Data entries:

........

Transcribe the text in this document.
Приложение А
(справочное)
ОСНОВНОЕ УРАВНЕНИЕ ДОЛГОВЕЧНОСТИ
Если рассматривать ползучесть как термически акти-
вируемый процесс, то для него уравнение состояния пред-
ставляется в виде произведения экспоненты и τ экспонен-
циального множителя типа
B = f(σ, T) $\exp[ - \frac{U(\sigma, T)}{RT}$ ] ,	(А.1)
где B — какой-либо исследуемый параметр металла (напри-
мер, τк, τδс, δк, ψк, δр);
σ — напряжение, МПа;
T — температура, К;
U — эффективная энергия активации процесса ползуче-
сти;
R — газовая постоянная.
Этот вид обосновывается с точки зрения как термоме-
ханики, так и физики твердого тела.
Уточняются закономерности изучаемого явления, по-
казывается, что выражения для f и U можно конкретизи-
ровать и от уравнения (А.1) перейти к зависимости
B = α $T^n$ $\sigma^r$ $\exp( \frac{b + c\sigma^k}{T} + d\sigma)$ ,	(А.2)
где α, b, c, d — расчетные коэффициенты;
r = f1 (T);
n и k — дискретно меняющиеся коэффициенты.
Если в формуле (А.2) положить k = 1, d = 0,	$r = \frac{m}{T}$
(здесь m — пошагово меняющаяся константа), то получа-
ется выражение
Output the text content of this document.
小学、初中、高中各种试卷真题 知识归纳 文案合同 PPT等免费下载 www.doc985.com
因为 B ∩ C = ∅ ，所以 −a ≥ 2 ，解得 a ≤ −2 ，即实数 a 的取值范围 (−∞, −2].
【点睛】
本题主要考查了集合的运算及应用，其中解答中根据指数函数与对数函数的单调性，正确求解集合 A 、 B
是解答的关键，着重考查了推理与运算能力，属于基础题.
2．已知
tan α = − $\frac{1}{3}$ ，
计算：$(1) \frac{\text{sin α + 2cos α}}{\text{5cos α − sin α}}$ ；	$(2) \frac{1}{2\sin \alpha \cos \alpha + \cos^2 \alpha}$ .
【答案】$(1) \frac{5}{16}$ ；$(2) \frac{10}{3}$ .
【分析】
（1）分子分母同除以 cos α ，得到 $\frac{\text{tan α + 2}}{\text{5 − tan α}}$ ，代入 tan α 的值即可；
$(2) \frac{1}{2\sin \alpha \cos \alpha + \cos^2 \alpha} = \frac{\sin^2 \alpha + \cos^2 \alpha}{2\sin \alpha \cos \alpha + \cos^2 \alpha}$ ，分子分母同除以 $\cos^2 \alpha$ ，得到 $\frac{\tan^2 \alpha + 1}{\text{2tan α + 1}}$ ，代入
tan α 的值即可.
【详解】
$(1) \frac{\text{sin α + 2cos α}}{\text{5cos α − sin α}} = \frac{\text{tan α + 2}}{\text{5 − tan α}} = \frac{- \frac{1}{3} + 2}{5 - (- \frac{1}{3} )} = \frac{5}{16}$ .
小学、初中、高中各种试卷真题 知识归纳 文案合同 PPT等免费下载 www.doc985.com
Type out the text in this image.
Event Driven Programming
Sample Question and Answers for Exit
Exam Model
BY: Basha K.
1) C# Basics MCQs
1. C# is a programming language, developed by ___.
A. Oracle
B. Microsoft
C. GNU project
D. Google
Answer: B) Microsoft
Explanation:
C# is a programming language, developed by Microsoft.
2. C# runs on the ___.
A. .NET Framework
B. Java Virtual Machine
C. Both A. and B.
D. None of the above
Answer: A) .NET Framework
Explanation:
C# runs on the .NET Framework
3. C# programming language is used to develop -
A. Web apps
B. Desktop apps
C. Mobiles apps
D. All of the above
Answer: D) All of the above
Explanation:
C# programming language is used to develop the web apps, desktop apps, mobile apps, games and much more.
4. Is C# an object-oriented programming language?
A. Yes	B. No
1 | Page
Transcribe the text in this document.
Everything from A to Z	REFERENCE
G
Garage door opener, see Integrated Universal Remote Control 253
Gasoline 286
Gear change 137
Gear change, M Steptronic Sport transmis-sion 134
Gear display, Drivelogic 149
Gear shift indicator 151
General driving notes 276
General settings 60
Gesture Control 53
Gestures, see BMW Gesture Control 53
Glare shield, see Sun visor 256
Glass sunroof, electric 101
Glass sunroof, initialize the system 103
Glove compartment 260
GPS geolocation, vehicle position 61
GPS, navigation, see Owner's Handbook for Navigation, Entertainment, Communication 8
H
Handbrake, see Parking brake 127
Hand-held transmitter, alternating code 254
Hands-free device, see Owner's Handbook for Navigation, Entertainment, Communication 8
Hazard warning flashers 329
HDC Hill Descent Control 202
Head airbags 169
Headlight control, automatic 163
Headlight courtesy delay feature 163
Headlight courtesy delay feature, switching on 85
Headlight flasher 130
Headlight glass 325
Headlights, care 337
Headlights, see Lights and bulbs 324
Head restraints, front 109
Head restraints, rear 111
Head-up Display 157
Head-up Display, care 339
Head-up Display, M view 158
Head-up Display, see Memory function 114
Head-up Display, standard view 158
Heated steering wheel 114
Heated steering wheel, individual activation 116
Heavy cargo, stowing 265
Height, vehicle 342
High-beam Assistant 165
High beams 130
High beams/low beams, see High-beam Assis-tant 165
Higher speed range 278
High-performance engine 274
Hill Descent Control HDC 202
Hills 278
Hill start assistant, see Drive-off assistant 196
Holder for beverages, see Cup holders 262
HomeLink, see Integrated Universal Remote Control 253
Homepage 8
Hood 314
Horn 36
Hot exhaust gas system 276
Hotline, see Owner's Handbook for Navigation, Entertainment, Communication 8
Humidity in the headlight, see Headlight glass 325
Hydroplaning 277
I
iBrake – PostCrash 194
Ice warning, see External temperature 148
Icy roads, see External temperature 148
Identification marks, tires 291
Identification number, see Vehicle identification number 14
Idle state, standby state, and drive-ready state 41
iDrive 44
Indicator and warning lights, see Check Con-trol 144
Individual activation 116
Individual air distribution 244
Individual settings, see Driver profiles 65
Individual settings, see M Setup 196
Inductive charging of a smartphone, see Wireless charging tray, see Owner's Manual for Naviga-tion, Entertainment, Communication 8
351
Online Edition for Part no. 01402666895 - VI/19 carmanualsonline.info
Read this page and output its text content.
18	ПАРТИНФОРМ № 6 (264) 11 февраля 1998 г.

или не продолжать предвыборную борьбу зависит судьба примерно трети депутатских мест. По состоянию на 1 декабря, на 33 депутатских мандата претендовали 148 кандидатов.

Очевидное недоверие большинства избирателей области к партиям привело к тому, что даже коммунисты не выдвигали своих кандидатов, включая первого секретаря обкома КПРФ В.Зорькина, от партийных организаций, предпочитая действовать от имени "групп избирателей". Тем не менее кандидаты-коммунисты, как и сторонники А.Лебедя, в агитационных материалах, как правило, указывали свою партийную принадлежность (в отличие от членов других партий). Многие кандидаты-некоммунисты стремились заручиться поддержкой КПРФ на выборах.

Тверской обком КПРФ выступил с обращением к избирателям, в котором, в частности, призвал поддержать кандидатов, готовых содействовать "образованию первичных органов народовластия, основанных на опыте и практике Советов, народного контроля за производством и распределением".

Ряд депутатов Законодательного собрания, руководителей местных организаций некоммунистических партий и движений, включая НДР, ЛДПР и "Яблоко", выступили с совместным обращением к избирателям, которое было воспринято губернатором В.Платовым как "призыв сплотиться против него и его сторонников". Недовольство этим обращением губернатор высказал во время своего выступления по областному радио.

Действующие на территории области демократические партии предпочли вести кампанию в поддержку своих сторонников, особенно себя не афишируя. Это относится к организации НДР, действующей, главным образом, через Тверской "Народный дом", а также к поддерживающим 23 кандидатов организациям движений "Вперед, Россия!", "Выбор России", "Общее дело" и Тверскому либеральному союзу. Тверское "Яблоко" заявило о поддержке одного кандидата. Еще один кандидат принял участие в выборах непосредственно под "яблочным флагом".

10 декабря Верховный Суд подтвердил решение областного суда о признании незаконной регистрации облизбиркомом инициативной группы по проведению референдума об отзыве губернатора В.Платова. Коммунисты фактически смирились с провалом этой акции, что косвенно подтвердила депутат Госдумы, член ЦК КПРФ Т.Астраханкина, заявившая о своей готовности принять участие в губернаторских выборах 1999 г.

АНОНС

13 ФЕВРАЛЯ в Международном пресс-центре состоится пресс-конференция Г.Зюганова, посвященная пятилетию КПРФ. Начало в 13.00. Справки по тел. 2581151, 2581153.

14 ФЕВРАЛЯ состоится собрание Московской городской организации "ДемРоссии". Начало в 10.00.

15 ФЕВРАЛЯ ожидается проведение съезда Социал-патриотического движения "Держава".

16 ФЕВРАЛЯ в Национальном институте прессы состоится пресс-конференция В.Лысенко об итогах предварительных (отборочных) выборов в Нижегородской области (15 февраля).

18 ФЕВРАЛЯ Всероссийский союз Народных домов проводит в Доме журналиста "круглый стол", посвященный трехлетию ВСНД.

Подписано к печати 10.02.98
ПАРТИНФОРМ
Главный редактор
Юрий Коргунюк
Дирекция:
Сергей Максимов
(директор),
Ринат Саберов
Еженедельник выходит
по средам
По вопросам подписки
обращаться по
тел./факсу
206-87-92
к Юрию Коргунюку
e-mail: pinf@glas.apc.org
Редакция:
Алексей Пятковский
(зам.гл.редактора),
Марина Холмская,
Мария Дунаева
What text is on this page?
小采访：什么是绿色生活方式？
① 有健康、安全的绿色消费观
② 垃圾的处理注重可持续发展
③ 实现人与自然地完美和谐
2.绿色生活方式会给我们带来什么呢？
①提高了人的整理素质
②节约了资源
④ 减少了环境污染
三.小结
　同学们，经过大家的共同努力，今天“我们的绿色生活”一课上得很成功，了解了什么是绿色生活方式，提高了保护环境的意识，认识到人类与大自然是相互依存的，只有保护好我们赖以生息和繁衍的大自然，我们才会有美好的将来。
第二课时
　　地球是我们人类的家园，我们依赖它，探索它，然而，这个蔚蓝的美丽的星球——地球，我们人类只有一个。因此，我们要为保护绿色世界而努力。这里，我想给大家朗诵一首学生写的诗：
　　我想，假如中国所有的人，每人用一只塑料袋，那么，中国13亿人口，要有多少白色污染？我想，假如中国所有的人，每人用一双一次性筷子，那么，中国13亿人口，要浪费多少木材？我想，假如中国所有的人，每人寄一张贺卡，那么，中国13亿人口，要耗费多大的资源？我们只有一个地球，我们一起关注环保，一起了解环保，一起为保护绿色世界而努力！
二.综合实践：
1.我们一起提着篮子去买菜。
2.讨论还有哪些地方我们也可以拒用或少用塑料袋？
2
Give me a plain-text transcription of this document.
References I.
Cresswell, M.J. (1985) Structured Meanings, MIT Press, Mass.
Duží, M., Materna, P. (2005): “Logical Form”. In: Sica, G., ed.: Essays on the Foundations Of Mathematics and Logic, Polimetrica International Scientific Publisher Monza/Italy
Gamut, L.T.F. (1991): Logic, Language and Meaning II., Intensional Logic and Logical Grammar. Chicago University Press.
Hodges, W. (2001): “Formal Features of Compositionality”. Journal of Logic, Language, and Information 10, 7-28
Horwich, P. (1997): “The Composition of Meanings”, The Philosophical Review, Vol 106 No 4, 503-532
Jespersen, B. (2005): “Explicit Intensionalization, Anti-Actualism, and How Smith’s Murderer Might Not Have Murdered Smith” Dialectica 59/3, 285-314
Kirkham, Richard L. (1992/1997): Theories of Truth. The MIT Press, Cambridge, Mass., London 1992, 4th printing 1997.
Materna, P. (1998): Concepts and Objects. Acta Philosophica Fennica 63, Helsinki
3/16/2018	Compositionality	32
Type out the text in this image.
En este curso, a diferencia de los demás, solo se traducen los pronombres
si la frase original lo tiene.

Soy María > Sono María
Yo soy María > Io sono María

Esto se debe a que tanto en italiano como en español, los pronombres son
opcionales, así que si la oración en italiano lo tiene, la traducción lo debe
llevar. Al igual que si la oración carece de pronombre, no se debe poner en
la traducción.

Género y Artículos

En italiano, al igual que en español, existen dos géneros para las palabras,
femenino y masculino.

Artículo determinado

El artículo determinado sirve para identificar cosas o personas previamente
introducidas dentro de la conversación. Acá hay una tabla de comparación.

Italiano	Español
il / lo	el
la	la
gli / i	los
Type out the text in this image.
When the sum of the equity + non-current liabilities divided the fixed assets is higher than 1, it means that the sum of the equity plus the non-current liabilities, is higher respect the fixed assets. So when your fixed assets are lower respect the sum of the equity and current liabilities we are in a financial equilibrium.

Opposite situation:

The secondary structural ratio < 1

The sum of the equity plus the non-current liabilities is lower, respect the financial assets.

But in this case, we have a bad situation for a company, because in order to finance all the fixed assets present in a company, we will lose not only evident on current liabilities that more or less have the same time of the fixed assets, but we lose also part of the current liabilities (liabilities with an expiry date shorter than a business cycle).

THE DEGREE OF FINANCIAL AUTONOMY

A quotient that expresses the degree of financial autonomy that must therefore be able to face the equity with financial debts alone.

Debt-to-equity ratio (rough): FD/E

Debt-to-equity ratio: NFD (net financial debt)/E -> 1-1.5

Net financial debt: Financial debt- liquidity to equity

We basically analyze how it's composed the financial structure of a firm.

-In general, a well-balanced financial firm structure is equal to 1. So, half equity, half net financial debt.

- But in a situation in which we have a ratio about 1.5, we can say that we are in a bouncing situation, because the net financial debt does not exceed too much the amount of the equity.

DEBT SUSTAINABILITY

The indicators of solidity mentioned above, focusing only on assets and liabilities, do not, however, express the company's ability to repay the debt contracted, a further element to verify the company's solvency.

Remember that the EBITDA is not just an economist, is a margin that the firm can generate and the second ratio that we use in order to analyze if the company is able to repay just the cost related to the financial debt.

........

**GIVEN REQUEST**
Every line holding "beams" should be copied out.

**WORKED ANSWER**
High beams 130
High beams/low beams, see High-beam Assis-tant 165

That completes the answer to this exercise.